**REQUIRED TASK:**
Within the listing below, locate all lines containing the word "this". Copy each one.
━━ LISTED RECORDS
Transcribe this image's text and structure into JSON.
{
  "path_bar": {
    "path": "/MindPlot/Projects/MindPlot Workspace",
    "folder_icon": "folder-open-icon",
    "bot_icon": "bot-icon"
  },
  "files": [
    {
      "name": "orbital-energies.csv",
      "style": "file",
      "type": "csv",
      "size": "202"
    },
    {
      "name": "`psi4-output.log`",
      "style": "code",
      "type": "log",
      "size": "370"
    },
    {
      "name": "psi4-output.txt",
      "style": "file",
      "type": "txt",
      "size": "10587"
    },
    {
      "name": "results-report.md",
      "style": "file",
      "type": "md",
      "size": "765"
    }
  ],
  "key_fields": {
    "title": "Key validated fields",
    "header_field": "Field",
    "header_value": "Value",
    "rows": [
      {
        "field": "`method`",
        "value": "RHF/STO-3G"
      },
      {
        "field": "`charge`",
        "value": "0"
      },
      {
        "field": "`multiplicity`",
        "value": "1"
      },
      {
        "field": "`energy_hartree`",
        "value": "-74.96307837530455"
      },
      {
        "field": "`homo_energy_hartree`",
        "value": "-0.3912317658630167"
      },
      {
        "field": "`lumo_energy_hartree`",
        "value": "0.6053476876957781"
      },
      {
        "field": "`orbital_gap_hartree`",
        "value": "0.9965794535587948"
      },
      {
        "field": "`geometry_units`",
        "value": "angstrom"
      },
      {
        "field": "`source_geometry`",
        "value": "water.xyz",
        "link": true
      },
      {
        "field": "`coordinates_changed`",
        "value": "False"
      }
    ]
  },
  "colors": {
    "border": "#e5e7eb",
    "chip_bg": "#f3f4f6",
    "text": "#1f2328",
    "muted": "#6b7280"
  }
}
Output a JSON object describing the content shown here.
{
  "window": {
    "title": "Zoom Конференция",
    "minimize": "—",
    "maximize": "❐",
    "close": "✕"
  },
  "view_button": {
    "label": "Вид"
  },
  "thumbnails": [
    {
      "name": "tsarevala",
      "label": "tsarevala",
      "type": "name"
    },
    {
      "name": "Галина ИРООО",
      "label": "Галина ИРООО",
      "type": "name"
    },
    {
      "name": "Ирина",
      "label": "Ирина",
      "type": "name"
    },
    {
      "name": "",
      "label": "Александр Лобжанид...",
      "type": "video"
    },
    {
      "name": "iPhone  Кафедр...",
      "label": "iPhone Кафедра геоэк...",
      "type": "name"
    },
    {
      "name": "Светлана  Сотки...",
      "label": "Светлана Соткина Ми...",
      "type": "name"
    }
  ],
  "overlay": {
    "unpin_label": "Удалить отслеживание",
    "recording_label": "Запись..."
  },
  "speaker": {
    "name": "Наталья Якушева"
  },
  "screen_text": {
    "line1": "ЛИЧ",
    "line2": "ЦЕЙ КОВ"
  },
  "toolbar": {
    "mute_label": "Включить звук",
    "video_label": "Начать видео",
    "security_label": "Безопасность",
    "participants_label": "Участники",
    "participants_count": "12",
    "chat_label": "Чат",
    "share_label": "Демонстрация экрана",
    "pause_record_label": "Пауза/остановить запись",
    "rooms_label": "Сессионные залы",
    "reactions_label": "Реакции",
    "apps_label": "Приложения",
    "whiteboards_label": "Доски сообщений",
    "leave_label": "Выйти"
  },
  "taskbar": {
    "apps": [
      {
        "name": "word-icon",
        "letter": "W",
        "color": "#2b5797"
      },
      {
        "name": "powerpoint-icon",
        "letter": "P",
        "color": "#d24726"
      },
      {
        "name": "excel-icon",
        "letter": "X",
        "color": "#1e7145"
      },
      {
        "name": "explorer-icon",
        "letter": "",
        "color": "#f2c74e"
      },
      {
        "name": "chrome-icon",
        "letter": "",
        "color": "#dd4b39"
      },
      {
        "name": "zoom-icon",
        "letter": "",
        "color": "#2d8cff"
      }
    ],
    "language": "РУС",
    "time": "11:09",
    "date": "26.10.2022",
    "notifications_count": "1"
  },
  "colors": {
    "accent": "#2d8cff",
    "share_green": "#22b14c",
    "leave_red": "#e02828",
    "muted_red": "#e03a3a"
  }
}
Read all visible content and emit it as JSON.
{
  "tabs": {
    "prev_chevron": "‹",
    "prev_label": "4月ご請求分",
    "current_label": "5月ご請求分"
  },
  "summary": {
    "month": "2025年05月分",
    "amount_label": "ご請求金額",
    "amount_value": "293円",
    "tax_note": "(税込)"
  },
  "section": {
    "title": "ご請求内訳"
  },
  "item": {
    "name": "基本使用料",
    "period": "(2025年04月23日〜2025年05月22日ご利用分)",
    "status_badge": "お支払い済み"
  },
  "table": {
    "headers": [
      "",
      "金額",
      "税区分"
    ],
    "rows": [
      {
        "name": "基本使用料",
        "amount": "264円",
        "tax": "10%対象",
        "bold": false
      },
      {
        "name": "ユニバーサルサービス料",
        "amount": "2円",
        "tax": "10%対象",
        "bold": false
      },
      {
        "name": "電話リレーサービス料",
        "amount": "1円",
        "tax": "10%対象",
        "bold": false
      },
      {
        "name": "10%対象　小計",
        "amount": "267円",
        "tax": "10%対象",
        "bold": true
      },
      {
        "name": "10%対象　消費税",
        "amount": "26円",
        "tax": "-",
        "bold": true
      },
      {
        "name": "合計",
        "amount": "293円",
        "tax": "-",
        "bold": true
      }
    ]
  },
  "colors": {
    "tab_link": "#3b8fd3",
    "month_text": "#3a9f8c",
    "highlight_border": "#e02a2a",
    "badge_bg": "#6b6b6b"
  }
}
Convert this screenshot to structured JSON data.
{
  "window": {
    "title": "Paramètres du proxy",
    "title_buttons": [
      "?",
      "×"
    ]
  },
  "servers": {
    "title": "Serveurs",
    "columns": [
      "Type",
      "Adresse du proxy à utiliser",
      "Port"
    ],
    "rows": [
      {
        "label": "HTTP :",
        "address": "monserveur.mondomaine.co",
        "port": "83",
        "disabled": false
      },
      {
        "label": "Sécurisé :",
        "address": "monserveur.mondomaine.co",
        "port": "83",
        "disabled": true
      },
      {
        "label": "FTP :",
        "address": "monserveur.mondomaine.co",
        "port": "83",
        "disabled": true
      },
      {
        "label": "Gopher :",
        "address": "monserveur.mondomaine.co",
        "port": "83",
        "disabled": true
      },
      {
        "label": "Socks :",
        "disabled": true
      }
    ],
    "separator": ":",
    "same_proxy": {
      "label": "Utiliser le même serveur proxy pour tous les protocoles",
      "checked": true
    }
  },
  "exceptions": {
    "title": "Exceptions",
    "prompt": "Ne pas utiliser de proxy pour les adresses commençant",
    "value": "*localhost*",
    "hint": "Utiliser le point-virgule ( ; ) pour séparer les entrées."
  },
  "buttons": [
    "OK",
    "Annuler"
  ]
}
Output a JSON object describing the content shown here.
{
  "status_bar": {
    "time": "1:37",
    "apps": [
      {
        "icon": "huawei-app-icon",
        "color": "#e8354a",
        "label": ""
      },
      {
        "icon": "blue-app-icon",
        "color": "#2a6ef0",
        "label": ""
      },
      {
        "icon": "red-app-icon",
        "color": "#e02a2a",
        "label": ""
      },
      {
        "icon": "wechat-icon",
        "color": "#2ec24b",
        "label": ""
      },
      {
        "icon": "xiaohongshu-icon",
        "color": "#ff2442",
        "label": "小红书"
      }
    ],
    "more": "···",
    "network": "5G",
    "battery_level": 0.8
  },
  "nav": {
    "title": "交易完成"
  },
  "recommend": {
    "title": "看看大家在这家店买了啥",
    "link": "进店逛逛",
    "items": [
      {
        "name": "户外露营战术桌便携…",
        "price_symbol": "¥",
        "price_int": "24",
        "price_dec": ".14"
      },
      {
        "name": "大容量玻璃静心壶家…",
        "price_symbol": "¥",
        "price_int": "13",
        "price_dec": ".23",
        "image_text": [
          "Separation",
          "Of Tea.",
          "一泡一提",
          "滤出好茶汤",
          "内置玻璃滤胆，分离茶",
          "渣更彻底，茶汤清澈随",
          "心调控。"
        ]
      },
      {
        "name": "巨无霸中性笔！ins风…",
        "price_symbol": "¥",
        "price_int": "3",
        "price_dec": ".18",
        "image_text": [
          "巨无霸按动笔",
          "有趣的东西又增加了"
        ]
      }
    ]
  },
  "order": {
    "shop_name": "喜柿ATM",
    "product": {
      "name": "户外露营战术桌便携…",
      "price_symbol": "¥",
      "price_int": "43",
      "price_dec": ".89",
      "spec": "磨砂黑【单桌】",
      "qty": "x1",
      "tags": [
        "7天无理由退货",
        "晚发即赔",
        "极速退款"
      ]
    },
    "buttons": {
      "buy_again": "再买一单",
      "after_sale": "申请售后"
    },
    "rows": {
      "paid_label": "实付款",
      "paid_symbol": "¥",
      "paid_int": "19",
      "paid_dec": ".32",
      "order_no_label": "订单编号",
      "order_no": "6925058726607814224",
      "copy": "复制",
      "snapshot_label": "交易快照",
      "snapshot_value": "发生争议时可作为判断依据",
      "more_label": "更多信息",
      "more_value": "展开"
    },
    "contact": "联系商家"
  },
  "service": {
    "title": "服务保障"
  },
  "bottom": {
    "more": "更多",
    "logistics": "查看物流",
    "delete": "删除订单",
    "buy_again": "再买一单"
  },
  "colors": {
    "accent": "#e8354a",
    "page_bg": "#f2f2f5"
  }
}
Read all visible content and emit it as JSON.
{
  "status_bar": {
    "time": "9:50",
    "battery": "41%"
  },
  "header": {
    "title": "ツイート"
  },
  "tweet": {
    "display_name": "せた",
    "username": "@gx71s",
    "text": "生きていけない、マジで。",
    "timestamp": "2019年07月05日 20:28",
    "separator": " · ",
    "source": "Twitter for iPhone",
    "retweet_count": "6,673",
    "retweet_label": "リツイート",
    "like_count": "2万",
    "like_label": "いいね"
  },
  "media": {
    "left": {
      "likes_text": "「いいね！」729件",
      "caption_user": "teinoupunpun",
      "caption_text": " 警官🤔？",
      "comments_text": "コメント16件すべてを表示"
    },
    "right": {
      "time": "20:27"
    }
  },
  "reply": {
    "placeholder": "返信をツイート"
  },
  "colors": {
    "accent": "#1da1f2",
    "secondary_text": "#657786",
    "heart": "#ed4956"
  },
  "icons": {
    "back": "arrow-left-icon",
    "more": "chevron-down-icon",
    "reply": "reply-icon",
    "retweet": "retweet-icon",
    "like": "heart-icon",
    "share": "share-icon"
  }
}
━━━━
**EXERCISE OUTPUT:**
Transcribe this image's text and structure into JSON.
Convert this screenshot to structured JSON data.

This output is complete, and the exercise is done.